Take all the material and copy it exactly.

— start of Record extracts —

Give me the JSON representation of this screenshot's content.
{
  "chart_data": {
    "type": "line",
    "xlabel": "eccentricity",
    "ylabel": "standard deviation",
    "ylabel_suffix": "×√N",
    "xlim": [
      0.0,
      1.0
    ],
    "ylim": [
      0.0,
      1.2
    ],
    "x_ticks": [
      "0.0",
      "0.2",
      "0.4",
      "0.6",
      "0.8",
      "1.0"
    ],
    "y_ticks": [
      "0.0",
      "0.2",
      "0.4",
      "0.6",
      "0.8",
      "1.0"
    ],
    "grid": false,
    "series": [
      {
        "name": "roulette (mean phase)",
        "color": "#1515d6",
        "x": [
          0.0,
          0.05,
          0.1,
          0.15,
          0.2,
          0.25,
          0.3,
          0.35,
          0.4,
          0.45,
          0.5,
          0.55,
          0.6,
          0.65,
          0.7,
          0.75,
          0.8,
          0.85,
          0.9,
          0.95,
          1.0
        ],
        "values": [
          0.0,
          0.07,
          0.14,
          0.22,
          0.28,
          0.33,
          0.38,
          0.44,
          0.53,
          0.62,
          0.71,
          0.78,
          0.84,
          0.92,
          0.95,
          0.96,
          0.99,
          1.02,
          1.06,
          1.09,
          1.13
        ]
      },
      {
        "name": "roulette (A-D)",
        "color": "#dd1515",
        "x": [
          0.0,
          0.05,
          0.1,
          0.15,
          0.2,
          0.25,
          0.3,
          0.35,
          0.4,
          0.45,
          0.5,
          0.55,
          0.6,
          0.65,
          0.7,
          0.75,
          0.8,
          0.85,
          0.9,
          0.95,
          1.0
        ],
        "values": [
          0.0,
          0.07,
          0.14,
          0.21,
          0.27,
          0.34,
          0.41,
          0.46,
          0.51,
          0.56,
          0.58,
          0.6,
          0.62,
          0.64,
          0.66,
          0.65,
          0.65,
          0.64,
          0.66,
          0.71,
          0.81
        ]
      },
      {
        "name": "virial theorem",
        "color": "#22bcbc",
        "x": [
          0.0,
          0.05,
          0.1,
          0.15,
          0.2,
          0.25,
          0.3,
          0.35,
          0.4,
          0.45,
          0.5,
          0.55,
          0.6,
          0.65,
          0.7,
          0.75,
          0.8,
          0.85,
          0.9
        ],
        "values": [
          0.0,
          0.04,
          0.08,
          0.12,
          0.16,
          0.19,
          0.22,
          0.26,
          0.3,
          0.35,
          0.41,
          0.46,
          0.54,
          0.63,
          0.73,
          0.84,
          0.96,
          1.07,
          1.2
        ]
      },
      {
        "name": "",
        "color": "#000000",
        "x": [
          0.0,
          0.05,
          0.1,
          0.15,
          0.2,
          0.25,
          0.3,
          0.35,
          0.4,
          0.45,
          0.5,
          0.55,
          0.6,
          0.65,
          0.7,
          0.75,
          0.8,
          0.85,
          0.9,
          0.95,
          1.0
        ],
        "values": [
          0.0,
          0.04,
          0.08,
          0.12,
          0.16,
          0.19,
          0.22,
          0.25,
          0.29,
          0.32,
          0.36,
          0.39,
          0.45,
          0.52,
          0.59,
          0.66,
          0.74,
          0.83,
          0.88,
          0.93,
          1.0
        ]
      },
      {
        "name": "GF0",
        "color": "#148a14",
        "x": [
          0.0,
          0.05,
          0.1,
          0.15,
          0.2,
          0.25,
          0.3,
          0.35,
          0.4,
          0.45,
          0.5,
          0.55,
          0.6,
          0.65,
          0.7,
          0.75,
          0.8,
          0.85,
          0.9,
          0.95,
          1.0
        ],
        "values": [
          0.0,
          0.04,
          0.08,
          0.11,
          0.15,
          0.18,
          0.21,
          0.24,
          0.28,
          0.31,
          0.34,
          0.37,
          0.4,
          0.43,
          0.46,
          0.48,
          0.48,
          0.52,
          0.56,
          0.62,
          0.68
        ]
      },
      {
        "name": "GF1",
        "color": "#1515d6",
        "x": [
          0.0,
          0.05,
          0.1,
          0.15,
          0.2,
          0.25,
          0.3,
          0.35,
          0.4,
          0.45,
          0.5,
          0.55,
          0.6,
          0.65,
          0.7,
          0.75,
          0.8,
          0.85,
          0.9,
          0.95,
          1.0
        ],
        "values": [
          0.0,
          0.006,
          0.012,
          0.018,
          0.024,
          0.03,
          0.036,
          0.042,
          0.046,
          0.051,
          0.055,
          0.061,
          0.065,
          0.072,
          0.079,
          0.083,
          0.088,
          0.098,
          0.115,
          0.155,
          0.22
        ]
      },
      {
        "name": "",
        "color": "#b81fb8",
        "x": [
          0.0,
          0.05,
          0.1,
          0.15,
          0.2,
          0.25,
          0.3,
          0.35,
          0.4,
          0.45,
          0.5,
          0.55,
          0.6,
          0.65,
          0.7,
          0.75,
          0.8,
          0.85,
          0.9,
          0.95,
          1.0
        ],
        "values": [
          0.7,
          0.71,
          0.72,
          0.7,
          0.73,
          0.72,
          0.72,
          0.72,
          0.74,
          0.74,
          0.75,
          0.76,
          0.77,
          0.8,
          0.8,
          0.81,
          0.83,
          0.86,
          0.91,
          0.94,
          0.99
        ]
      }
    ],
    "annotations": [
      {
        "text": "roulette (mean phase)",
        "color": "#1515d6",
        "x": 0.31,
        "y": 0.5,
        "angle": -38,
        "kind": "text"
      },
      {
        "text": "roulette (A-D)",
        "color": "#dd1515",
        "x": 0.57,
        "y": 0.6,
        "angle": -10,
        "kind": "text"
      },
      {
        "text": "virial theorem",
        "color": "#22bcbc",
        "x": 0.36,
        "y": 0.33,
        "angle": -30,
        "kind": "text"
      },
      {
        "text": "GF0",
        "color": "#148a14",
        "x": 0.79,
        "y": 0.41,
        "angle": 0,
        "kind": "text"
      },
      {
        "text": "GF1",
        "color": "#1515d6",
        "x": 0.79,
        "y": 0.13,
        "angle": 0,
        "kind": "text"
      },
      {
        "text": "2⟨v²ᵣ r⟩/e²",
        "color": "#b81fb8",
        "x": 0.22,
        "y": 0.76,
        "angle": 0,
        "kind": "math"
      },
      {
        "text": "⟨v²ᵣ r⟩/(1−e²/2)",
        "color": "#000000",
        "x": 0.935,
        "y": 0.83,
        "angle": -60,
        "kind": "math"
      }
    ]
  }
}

— end of Record extracts —

• **Result**:
Give me the JSON representation of this screenshot's content.
{
  "chart_data": {
    "type": "line",
    "xlabel": "eccentricity",
    "ylabel": "standard deviation",
    "ylabel_suffix": "×√N",
    "xlim": [
      0.0,
      1.0
    ],
    "ylim": [
      0.0,
      1.2
    ],
    "x_ticks": [
      "0.0",
      "0.2",
      "0.4",
      "0.6",
      "0.8",
      "1.0"
    ],
    "y_ticks": [
      "0.0",
      "0.2",
      "0.4",
      "0.6",
      "0.8",
      "1.0"
    ],
    "grid": false,
    "series": [
      {
        "name": "roulette (mean phase)",
        "color": "#1515d6",
        "x": [
          0.0,
          0.05,
          0.1,
          0.15,
          0.2,
          0.25,
          0.3,
          0.35,
          0.4,
          0.45,
          0.5,
          0.55,
          0.6,
          0.65,
          0.7,
          0.75,
          0.8,
          0.85,
          0.9,
          0.95,
          1.0
        ],
        "values": [
          0.0,
          0.07,
          0.14,
          0.22,
          0.28,
          0.33,
          0.38,
          0.44,
          0.53,
          0.62,
          0.71,
          0.78,
          0.84,
          0.92,
          0.95,
          0.96,
          0.99,
          1.02,
          1.06,
          1.09,
          1.13
        ]
      },
      {
        "name": "roulette (A-D)",
        "color": "#dd1515",
        "x": [
          0.0,
          0.05,
          0.1,
          0.15,
          0.2,
          0.25,
          0.3,
          0.35,
          0.4,
          0.45,
          0.5,
          0.55,
          0.6,
          0.65,
          0.7,
          0.75,
          0.8,
          0.85,
          0.9,
          0.95,
          1.0
        ],
        "values": [
          0.0,
          0.07,
          0.14,
          0.21,
          0.27,
          0.34,
          0.41,
          0.46,
          0.51,
          0.56,
          0.58,
          0.6,
          0.62,
          0.64,
          0.66,
          0.65,
          0.65,
          0.64,
          0.66,
          0.71,
          0.81
        ]
      },
      {
        "name": "virial theorem",
        "color": "#22bcbc",
        "x": [
          0.0,
          0.05,
          0.1,
          0.15,
          0.2,
          0.25,
          0.3,
          0.35,
          0.4,
          0.45,
          0.5,
          0.55,
          0.6,
          0.65,
          0.7,
          0.75,
          0.8,
          0.85,
          0.9
        ],
        "values": [
          0.0,
          0.04,
          0.08,
          0.12,
          0.16,
          0.19,
          0.22,
          0.26,
          0.3,
          0.35,
          0.41,
          0.46,
          0.54,
          0.63,
          0.73,
          0.84,
          0.96,
          1.07,
          1.2
        ]
      },
      {
        "name": "",
        "color": "#000000",
        "x": [
          0.0,
          0.05,
          0.1,
          0.15,
          0.2,
          0.25,
          0.3,
          0.35,
          0.4,
          0.45,
          0.5,
          0.55,
          0.6,
          0.65,
          0.7,
          0.75,
          0.8,
          0.85,
          0.9,
          0.95,
          1.0
        ],
        "values": [
          0.0,
          0.04,
          0.08,
          0.12,
          0.16,
          0.19,
          0.22,
          0.25,
          0.29,
          0.32,
          0.36,
          0.39,
          0.45,
          0.52,
          0.59,
          0.66,
          0.74,
          0.83,
          0.88,
          0.93,
          1.0
        ]
      },
      {
        "name": "GF0",
        "color": "#148a14",
        "x": [
          0.0,
          0.05,
          0.1,
          0.15,
          0.2,
          0.25,
          0.3,
          0.35,
          0.4,
          0.45,
          0.5,
          0.55,
          0.6,
          0.65,
          0.7,
          0.75,
          0.8,
          0.85,
          0.9,
          0.95,
          1.0
        ],
        "values": [
          0.0,
          0.04,
          0.08,
          0.11,
          0.15,
          0.18,
          0.21,
          0.24,
          0.28,
          0.31,
          0.34,
          0.37,
          0.4,
          0.43,
          0.46,
          0.48,
          0.48,
          0.52,
          0.56,
          0.62,
          0.68
        ]
      },
      {
        "name": "GF1",
        "color": "#1515d6",
        "x": [
          0.0,
          0.05,
          0.1,
          0.15,
          0.2,
          0.25,
          0.3,
          0.35,
          0.4,
          0.45,
          0.5,
          0.55,
          0.6,
          0.65,
          0.7,
          0.75,
          0.8,
          0.85,
          0.9,
          0.95,
          1.0
        ],
        "values": [
          0.0,
          0.006,
          0.012,
          0.018,
          0.024,
          0.03,
          0.036,
          0.042,
          0.046,
          0.051,
          0.055,
          0.061,
          0.065,
          0.072,
          0.079,
          0.083,
          0.088,
          0.098,
          0.115,
          0.155,
          0.22
        ]
      },
      {
        "name": "",
        "color": "#b81fb8",
        "x": [
          0.0,
          0.05,
          0.1,
          0.15,
          0.2,
          0.25,
          0.3,
          0.35,
          0.4,
          0.45,
          0.5,
          0.55,
          0.6,
          0.65,
          0.7,
          0.75,
          0.8,
          0.85,
          0.9,
          0.95,
          1.0
        ],
        "values": [
          0.7,
          0.71,
          0.72,
          0.7,
          0.73,
          0.72,
          0.72,
          0.72,
          0.74,
          0.74,
          0.75,
          0.76,
          0.77,
          0.8,
          0.8,
          0.81,
          0.83,
          0.86,
          0.91,
          0.94,
          0.99
        ]
      }
    ],
    "annotations": [
      {
        "text": "roulette (mean phase)",
        "color": "#1515d6",
        "x": 0.31,
        "y": 0.5,
        "angle": -38,
        "kind": "text"
      },
      {
        "text": "roulette (A-D)",
        "color": "#dd1515",
        "x": 0.57,
        "y": 0.6,
        "angle": -10,
        "kind": "text"
      },
      {
        "text": "virial theorem",
        "color": "#22bcbc",
        "x": 0.36,
        "y": 0.33,
        "angle": -30,
        "kind": "text"
      },
      {
        "text": "GF0",
        "color": "#148a14",
        "x": 0.79,
        "y": 0.41,
        "angle": 0,
        "kind": "text"
      },
      {
        "text": "GF1",
        "color": "#1515d6",
        "x": 0.79,
        "y": 0.13,
        "angle": 0,
        "kind": "text"
      },
      {
        "text": "2⟨v²ᵣ r⟩/e²",
        "color": "#b81fb8",
        "x": 0.22,
        "y": 0.76,
        "angle": 0,
        "kind": "math"
      },
      {
        "text": "⟨v²ᵣ r⟩/(1−e²/2)",
        "color": "#000000",
        "x": 0.935,
        "y": 0.83,
        "angle": -60,
        "kind": "math"
      }
    ]
  }
}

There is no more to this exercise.